* begin Data entries *

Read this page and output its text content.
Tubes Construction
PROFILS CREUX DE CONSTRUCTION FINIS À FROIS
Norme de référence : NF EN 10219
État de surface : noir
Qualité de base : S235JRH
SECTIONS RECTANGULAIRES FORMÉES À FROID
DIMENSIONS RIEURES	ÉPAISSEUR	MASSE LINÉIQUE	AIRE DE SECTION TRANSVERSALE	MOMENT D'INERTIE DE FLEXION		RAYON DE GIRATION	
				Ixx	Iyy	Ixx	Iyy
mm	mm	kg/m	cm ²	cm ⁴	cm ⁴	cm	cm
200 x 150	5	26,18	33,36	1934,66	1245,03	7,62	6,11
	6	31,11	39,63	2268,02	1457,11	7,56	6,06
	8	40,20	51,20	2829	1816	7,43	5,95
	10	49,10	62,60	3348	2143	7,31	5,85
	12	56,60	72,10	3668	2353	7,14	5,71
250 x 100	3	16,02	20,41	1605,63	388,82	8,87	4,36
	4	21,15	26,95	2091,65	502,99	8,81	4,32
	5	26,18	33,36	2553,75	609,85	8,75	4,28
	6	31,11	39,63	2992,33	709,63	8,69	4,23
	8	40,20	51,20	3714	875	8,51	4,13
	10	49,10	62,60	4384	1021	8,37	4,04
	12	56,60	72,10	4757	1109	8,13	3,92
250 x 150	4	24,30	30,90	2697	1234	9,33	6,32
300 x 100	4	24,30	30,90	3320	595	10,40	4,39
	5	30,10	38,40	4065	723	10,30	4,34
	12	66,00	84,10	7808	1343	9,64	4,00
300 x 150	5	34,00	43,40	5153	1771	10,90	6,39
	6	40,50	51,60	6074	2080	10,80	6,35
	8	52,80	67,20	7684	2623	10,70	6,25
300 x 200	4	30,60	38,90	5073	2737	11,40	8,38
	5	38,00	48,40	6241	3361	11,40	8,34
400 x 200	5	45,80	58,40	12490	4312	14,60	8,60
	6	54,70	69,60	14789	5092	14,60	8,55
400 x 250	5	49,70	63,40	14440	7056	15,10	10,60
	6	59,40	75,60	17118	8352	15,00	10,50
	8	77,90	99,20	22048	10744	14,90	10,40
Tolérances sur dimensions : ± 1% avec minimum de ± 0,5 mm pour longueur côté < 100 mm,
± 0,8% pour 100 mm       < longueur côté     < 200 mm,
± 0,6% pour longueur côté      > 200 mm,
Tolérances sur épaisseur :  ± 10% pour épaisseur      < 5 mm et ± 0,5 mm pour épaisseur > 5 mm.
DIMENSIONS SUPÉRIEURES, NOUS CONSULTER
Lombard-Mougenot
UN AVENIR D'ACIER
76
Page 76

* end Data entries *

• _Work required_: Word for word, quote all of the data above.

• _Response for this exercise_:
Read this page and output its text content.
Tubes Construction
PROFILS CREUX DE CONSTRUCTION FINIS À FROIS
Norme de référence : NF EN 10219
État de surface : noir
Qualité de base : S235JRH
SECTIONS RECTANGULAIRES FORMÉES À FROID
DIMENSIONS RIEURES	ÉPAISSEUR	MASSE LINÉIQUE	AIRE DE SECTION TRANSVERSALE	MOMENT D'INERTIE DE FLEXION		RAYON DE GIRATION	
				Ixx	Iyy	Ixx	Iyy
mm	mm	kg/m	cm ²	cm ⁴	cm ⁴	cm	cm
200 x 150	5	26,18	33,36	1934,66	1245,03	7,62	6,11
	6	31,11	39,63	2268,02	1457,11	7,56	6,06
	8	40,20	51,20	2829	1816	7,43	5,95
	10	49,10	62,60	3348	2143	7,31	5,85
	12	56,60	72,10	3668	2353	7,14	5,71
250 x 100	3	16,02	20,41	1605,63	388,82	8,87	4,36
	4	21,15	26,95	2091,65	502,99	8,81	4,32
	5	26,18	33,36	2553,75	609,85	8,75	4,28
	6	31,11	39,63	2992,33	709,63	8,69	4,23
	8	40,20	51,20	3714	875	8,51	4,13
	10	49,10	62,60	4384	1021	8,37	4,04
	12	56,60	72,10	4757	1109	8,13	3,92
250 x 150	4	24,30	30,90	2697	1234	9,33	6,32
300 x 100	4	24,30	30,90	3320	595	10,40	4,39
	5	30,10	38,40	4065	723	10,30	4,34
	12	66,00	84,10	7808	1343	9,64	4,00
300 x 150	5	34,00	43,40	5153	1771	10,90	6,39
	6	40,50	51,60	6074	2080	10,80	6,35
	8	52,80	67,20	7684	2623	10,70	6,25
300 x 200	4	30,60	38,90	5073	2737	11,40	8,38
	5	38,00	48,40	6241	3361	11,40	8,34
400 x 200	5	45,80	58,40	12490	4312	14,60	8,60
	6	54,70	69,60	14789	5092	14,60	8,55
400 x 250	5	49,70	63,40	14440	7056	15,10	10,60
	6	59,40	75,60	17118	8352	15,00	10,50
	8	77,90	99,20	22048	10744	14,90	10,40
Tolérances sur dimensions : ± 1% avec minimum de ± 0,5 mm pour longueur côté < 100 mm,
± 0,8% pour 100 mm       < longueur côté     < 200 mm,
± 0,6% pour longueur côté      > 200 mm,
Tolérances sur épaisseur :  ± 10% pour épaisseur      < 5 mm et ± 0,5 mm pour épaisseur > 5 mm.
DIMENSIONS SUPÉRIEURES, NOUS CONSULTER
Lombard-Mougenot
UN AVENIR D'ACIER
76
Page 76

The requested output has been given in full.